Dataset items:
* BEGIN *
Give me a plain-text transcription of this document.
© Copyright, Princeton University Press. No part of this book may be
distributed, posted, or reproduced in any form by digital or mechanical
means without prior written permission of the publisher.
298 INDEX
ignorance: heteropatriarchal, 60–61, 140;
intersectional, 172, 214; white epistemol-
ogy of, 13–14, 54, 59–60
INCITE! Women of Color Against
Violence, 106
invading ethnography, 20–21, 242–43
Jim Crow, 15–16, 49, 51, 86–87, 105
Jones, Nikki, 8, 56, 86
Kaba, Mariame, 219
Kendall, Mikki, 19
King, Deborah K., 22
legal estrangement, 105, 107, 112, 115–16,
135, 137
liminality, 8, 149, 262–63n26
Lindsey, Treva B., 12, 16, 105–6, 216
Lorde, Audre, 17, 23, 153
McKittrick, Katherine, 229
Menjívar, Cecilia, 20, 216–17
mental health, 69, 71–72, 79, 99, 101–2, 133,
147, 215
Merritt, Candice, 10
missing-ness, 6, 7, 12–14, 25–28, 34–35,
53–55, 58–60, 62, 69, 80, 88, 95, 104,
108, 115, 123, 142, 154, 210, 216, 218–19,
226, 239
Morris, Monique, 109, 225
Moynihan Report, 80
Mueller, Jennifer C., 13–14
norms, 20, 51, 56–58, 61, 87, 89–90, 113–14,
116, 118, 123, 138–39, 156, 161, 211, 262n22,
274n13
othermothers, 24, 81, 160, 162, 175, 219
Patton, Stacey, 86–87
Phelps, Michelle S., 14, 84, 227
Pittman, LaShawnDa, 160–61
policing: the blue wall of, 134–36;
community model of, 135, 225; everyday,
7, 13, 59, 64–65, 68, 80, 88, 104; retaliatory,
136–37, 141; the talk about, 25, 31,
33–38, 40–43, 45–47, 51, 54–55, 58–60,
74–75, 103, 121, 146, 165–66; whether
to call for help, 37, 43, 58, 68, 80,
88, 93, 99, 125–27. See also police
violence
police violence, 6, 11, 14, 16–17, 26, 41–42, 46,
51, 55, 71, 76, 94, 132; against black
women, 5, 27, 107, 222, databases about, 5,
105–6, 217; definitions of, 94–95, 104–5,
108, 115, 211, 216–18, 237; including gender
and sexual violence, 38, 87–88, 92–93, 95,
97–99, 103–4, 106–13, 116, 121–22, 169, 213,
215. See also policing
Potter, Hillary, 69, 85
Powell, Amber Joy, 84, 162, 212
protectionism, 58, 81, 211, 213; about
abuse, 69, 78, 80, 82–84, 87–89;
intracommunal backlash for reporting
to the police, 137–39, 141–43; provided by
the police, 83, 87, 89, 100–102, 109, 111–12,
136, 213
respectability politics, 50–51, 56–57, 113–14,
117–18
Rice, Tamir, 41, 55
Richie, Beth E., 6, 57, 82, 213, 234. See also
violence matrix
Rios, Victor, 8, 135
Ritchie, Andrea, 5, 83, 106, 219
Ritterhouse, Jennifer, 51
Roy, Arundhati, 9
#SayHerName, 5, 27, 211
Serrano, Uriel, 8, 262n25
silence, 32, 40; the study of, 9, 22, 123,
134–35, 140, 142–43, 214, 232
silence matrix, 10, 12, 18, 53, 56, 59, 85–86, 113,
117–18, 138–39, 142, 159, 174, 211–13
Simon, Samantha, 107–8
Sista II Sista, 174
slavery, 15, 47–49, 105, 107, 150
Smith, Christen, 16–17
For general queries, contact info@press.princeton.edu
* END *
Filter the records above and return every line that holds the word "matrix".

violence matrix
silence matrix, 10, 12, 18, 53, 56, 59, 85–86, 113,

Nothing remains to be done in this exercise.